--- begin ---

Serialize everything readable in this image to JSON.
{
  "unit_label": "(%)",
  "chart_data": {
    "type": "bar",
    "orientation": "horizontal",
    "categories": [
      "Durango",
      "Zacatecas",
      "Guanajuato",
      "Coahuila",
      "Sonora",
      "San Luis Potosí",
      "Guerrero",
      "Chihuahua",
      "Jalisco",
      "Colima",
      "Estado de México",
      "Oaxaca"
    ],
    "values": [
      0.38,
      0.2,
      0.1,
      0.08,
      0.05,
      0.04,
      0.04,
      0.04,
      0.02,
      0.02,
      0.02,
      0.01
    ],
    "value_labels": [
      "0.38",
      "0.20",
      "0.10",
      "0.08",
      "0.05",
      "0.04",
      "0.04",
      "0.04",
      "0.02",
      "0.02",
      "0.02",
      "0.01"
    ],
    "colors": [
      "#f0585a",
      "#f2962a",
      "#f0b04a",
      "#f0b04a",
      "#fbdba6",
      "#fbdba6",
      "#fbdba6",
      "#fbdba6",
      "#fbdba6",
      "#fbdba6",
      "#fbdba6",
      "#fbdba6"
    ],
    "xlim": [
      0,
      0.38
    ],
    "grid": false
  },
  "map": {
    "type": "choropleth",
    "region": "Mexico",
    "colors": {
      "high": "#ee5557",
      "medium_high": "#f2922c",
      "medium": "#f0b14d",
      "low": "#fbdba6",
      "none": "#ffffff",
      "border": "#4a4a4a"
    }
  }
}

--- end ---

Exercise prompt:
Quote all of the entries verbatim.

Solution to this task:
Serialize everything readable in this image to JSON.
{
  "unit_label": "(%)",
  "chart_data": {
    "type": "bar",
    "orientation": "horizontal",
    "categories": [
      "Durango",
      "Zacatecas",
      "Guanajuato",
      "Coahuila",
      "Sonora",
      "San Luis Potosí",
      "Guerrero",
      "Chihuahua",
      "Jalisco",
      "Colima",
      "Estado de México",
      "Oaxaca"
    ],
    "values": [
      0.38,
      0.2,
      0.1,
      0.08,
      0.05,
      0.04,
      0.04,
      0.04,
      0.02,
      0.02,
      0.02,
      0.01
    ],
    "value_labels": [
      "0.38",
      "0.20",
      "0.10",
      "0.08",
      "0.05",
      "0.04",
      "0.04",
      "0.04",
      "0.02",
      "0.02",
      "0.02",
      "0.01"
    ],
    "colors": [
      "#f0585a",
      "#f2962a",
      "#f0b04a",
      "#f0b04a",
      "#fbdba6",
      "#fbdba6",
      "#fbdba6",
      "#fbdba6",
      "#fbdba6",
      "#fbdba6",
      "#fbdba6",
      "#fbdba6"
    ],
    "xlim": [
      0,
      0.38
    ],
    "grid": false
  },
  "map": {
    "type": "choropleth",
    "region": "Mexico",
    "colors": {
      "high": "#ee5557",
      "medium_high": "#f2922c",
      "medium": "#f0b14d",
      "low": "#fbdba6",
      "none": "#ffffff",
      "border": "#4a4a4a"
    }
  }
}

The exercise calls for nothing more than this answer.